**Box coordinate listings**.

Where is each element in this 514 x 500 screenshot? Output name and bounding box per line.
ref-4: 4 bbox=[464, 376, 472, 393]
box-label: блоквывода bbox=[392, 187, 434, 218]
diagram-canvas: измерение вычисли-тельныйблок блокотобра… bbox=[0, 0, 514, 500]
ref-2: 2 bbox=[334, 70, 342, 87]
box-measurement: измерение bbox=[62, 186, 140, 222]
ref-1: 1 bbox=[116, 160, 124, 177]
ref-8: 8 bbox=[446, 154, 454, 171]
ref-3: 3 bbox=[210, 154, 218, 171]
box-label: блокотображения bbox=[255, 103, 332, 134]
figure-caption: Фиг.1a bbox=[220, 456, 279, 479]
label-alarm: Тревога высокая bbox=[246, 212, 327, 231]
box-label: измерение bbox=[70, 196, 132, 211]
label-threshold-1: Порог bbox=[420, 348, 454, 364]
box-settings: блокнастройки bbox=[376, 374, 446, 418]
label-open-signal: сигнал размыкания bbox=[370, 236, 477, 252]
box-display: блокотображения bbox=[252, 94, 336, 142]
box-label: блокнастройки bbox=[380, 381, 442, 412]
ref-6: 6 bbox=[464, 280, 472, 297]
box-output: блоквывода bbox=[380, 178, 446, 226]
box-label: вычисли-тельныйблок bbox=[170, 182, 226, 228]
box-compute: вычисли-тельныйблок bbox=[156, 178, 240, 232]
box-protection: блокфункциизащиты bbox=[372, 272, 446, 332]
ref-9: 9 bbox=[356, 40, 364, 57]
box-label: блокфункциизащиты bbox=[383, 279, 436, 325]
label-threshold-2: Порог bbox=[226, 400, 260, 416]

**Short task**.
Can you write out the data again, starting with its first line and ending after the line that contains "box-label: вычисли-тельныйблок bbox=[170, 182, 226, 228]"?

**Exercise result**.
Where is each element in this 514 x 500 screenshot? Output name and bounding box per line.
ref-4: 4 bbox=[464, 376, 472, 393]
box-label: блоквывода bbox=[392, 187, 434, 218]
diagram-canvas: измерение вычисли-тельныйблок блокотобра… bbox=[0, 0, 514, 500]
ref-2: 2 bbox=[334, 70, 342, 87]
box-measurement: измерение bbox=[62, 186, 140, 222]
ref-1: 1 bbox=[116, 160, 124, 177]
ref-8: 8 bbox=[446, 154, 454, 171]
ref-3: 3 bbox=[210, 154, 218, 171]
box-label: блокотображения bbox=[255, 103, 332, 134]
figure-caption: Фиг.1a bbox=[220, 456, 279, 479]
label-alarm: Тревога высокая bbox=[246, 212, 327, 231]
box-label: измерение bbox=[70, 196, 132, 211]
label-threshold-1: Порог bbox=[420, 348, 454, 364]
box-settings: блокнастройки bbox=[376, 374, 446, 418]
label-open-signal: сигнал размыкания bbox=[370, 236, 477, 252]
box-display: блокотображения bbox=[252, 94, 336, 142]
box-label: блокнастройки bbox=[380, 381, 442, 412]
ref-6: 6 bbox=[464, 280, 472, 297]
box-output: блоквывода bbox=[380, 178, 446, 226]
box-label: вычисли-тельныйблок bbox=[170, 182, 226, 228]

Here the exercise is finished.